--- begin AVAILABLE DATA ---
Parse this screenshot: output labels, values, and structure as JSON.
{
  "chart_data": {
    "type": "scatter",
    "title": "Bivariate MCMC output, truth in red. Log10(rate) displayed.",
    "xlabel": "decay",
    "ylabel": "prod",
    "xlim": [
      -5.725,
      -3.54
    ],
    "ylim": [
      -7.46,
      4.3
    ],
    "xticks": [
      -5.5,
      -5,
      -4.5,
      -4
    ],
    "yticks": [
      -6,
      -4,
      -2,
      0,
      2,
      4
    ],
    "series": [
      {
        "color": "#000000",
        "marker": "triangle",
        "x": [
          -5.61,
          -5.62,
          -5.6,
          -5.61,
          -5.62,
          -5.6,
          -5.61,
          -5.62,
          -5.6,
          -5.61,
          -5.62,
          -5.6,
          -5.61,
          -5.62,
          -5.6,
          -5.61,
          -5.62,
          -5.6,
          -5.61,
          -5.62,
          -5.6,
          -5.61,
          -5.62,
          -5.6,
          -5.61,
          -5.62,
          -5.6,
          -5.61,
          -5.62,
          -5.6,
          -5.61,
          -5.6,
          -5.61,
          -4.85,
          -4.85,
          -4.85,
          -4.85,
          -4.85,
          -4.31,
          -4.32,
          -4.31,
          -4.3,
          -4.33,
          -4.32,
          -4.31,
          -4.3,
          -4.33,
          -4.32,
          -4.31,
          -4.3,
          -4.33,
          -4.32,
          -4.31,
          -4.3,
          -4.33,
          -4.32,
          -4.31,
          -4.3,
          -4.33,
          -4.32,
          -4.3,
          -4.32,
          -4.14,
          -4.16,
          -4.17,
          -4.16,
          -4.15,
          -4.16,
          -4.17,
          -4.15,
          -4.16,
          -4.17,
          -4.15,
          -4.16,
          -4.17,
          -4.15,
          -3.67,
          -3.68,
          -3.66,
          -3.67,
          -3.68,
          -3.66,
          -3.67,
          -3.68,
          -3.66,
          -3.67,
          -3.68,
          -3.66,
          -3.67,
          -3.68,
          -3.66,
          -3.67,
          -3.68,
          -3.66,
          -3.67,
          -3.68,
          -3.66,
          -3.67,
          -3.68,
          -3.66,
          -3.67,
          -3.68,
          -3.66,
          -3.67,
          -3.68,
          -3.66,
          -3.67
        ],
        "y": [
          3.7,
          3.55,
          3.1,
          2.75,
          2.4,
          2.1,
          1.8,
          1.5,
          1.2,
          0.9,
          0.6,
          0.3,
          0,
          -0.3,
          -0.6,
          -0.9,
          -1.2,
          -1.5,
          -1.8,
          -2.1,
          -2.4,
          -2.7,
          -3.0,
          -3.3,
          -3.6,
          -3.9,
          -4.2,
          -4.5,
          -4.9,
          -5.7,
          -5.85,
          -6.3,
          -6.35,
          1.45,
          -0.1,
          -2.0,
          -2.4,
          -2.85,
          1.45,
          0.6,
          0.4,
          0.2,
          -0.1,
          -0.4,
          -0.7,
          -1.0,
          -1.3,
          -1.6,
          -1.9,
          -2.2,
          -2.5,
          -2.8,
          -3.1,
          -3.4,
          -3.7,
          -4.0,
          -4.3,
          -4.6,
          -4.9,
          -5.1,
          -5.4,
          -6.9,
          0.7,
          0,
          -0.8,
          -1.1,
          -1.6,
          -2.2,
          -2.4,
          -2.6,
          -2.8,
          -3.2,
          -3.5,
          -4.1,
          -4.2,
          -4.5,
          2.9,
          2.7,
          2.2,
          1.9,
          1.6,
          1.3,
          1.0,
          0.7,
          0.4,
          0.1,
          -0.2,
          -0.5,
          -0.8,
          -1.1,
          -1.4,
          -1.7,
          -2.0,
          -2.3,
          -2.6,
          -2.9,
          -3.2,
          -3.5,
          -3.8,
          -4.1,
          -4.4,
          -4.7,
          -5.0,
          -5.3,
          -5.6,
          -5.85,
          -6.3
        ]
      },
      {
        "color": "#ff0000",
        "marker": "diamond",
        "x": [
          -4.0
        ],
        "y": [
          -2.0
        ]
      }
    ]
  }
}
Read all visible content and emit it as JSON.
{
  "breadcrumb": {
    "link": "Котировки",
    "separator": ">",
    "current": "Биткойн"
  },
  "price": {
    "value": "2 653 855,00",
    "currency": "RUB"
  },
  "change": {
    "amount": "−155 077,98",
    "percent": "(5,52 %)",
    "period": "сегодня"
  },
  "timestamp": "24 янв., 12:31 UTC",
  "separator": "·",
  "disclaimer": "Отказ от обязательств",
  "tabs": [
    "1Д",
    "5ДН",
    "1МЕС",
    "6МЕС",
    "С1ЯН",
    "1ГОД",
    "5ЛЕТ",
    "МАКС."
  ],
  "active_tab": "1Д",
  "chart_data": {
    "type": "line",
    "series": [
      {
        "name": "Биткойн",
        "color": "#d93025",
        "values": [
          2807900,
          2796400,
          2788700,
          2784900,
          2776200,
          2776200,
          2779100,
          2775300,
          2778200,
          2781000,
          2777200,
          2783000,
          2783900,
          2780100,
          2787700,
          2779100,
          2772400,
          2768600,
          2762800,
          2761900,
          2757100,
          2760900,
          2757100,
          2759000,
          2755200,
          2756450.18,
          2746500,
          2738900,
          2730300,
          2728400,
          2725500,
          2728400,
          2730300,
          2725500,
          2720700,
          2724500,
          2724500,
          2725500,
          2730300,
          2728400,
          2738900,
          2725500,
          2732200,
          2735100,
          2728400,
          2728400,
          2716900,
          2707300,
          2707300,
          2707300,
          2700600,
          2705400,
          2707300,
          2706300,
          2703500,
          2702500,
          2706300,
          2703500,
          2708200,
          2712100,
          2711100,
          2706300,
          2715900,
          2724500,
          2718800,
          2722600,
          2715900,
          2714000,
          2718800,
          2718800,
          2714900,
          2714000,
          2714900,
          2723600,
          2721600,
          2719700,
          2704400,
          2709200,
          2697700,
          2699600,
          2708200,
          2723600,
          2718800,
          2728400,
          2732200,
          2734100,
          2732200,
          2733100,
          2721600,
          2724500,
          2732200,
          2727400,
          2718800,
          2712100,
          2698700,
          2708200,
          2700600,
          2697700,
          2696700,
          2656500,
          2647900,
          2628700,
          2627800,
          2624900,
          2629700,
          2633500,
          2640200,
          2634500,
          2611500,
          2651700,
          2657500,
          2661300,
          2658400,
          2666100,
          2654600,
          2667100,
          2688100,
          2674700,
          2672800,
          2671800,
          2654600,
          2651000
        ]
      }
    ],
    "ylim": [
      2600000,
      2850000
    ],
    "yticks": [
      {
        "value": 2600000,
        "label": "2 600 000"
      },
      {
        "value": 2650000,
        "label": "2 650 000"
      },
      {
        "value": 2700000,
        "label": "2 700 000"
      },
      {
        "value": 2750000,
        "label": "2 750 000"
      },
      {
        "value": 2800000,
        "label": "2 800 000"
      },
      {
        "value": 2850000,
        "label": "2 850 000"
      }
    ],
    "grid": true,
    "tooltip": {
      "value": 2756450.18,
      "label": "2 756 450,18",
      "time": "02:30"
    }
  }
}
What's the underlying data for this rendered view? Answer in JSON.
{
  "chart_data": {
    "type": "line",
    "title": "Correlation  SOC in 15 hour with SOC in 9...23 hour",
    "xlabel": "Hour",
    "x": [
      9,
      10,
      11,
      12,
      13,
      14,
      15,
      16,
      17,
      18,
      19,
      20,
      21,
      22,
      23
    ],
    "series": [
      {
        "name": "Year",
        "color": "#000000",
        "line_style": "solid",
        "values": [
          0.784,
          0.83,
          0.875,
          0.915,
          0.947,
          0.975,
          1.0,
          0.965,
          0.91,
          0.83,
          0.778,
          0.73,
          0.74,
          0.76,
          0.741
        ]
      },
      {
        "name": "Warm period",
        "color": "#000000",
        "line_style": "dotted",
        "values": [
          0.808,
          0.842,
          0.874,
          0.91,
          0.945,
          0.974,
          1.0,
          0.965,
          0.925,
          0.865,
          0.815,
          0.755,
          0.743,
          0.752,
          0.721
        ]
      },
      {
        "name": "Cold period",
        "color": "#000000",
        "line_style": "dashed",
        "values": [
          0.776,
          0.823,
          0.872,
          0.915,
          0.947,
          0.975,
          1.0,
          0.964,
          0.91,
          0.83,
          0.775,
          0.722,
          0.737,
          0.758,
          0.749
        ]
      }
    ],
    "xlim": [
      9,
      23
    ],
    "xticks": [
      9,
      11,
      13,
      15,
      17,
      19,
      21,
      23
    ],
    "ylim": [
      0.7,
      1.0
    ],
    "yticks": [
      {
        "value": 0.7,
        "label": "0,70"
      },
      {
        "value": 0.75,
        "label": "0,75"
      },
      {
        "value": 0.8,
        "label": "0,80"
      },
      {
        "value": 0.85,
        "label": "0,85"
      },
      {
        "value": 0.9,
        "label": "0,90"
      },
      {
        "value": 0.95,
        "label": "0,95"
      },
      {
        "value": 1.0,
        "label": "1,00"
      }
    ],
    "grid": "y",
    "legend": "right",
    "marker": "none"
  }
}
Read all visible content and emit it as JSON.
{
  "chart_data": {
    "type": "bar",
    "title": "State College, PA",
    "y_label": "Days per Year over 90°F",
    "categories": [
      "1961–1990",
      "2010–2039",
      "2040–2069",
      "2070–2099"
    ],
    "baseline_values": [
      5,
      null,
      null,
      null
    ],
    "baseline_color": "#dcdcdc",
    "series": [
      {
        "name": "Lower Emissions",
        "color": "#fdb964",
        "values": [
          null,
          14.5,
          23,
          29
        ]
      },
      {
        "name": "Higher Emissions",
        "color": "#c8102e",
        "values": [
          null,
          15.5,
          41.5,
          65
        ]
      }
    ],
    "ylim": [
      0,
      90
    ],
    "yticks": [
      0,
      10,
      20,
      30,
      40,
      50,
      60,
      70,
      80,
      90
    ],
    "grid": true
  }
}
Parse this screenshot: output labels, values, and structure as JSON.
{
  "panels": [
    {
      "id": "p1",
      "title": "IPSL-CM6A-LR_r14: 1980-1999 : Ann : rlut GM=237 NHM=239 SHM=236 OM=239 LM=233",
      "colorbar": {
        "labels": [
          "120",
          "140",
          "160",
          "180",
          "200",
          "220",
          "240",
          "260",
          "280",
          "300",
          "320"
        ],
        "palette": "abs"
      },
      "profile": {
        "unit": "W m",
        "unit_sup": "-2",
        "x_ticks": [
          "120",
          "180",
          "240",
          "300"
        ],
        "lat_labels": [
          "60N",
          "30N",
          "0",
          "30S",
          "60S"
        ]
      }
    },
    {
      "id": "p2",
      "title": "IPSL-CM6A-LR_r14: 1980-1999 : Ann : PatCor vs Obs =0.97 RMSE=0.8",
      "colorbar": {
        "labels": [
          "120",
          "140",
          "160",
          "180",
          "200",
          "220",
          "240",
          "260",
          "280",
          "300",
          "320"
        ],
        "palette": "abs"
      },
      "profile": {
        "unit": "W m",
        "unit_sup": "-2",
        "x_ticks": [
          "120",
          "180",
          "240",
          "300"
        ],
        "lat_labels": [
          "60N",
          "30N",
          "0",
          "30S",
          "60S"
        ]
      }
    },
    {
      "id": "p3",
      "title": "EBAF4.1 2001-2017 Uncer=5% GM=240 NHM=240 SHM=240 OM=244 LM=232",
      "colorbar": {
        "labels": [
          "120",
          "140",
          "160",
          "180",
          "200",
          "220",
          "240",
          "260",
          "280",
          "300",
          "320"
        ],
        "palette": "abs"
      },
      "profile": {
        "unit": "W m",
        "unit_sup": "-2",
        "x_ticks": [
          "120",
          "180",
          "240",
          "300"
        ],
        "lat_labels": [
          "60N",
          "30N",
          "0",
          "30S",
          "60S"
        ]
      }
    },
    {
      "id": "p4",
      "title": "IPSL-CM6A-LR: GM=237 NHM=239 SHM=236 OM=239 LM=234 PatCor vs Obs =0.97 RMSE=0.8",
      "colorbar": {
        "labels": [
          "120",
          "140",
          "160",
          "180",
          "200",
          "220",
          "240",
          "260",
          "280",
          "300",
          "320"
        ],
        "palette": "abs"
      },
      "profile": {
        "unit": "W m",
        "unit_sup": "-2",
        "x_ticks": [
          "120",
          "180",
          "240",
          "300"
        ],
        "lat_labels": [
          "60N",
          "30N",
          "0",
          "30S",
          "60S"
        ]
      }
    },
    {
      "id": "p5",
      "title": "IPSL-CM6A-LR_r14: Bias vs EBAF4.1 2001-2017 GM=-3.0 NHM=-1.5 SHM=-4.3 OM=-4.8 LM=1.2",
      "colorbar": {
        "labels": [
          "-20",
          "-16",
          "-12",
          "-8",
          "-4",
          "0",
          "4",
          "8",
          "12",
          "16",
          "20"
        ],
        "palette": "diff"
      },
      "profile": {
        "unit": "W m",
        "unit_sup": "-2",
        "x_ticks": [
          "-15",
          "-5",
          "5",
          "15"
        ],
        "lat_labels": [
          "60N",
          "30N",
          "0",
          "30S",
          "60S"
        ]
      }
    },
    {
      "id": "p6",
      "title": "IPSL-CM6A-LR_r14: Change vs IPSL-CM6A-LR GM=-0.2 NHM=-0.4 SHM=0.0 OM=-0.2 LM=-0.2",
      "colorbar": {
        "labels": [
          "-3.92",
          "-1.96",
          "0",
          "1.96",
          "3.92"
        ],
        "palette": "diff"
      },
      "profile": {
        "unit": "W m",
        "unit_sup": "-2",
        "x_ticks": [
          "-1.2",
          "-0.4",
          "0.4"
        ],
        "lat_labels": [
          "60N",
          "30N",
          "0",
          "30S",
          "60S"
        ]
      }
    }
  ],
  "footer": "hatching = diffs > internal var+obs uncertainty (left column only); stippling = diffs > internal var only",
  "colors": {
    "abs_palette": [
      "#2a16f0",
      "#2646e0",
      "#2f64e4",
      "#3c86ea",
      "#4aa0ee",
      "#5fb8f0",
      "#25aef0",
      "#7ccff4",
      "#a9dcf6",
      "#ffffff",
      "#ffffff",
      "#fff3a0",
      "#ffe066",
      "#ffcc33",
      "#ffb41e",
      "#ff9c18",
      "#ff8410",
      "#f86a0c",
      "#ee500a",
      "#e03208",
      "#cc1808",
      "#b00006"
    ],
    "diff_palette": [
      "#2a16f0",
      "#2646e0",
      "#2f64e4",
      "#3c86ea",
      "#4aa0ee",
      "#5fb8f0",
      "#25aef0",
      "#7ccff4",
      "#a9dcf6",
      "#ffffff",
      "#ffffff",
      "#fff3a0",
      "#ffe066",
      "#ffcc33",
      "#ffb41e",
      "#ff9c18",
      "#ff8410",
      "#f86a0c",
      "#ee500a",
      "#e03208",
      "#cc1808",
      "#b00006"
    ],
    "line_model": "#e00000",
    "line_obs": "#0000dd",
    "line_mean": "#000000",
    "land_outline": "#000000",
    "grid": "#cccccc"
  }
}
--- end AVAILABLE DATA ---
THE EXERCISE ->
All lines of the data above that include the word "RMSE" must be shown.

WRITTEN ANSWER ->
      "title": "IPSL-CM6A-LR_r14: 1980-1999 : Ann : PatCor vs Obs =0.97 RMSE=0.8",
      "title": "IPSL-CM6A-LR: GM=237 NHM=239 SHM=236 OM=239 LM=234 PatCor vs Obs =0.97 RMSE=0.8",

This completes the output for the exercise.